## STORED ROWS

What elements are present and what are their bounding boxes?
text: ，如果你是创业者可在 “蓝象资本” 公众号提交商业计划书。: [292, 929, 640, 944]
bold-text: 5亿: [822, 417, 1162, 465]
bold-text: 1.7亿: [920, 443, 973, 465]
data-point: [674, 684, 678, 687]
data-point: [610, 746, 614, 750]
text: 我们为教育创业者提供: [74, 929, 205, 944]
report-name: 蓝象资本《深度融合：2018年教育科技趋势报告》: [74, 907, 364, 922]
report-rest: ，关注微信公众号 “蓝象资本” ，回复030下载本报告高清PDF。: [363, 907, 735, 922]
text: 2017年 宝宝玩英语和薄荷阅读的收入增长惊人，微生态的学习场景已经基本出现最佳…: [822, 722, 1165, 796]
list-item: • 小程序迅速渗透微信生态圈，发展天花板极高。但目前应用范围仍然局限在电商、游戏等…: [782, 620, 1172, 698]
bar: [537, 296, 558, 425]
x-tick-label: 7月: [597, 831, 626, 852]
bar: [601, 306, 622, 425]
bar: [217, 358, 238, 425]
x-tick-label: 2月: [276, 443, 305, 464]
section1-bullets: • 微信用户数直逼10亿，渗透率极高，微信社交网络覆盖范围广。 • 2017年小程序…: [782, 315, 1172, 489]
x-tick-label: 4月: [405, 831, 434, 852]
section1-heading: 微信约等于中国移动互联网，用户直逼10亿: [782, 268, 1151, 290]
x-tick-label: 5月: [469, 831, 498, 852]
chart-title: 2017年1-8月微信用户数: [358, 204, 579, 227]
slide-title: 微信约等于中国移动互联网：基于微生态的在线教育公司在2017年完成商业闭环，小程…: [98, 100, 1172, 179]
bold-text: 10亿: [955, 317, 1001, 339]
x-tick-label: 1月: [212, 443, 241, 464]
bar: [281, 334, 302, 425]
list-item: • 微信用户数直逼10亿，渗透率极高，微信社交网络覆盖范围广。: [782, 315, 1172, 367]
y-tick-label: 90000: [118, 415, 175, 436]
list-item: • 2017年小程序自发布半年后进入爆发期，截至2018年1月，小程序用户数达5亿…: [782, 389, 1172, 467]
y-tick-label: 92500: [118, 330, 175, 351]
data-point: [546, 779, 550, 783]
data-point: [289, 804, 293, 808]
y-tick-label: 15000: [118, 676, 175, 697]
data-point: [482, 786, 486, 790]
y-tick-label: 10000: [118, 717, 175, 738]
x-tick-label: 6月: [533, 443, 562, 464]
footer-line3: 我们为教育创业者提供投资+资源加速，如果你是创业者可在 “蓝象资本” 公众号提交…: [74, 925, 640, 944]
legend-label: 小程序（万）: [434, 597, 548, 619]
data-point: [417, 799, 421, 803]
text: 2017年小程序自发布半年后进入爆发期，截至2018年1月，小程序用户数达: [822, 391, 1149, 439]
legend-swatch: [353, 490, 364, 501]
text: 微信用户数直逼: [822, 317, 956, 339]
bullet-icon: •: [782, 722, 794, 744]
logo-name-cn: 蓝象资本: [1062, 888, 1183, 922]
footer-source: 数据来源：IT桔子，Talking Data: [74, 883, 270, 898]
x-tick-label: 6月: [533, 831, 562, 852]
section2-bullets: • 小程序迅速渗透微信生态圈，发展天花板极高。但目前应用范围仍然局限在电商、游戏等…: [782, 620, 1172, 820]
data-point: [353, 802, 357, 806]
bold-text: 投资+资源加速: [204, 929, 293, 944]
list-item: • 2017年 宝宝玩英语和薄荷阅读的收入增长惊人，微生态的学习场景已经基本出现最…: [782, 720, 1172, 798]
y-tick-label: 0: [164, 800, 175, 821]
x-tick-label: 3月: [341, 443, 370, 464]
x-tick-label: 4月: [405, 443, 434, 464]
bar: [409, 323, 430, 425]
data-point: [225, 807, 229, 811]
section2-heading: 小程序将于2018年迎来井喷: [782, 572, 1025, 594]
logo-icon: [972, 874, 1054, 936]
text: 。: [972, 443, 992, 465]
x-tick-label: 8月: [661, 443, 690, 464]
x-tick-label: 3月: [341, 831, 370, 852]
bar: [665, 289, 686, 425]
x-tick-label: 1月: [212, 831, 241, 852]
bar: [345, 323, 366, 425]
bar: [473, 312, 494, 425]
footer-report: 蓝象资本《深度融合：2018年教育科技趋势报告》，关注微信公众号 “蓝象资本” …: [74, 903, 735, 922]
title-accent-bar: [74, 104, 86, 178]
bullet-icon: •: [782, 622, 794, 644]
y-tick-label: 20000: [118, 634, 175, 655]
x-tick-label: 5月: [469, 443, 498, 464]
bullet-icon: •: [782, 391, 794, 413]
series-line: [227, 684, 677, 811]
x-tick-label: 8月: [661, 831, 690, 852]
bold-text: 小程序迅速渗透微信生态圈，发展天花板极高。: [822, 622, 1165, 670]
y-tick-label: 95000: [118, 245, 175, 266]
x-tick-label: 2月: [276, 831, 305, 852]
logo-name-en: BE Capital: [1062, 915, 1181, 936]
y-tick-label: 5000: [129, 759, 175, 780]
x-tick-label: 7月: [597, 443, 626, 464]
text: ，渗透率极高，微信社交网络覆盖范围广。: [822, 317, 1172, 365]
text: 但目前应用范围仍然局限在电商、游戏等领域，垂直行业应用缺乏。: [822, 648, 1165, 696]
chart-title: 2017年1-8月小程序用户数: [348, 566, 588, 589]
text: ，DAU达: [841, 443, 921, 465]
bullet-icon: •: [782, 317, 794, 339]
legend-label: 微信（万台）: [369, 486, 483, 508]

## PROBLEM REQUIREMENTS
Copy out each line of the entries above that contains the string "icon", treating uppercase and lowercase as different.

## RESULT OF THIS EXERCISE
bullet-icon: •: [782, 722, 794, 744]
logo-icon: [972, 874, 1054, 936]
bullet-icon: •: [782, 622, 794, 644]
bullet-icon: •: [782, 391, 794, 413]
bullet-icon: •: [782, 317, 794, 339]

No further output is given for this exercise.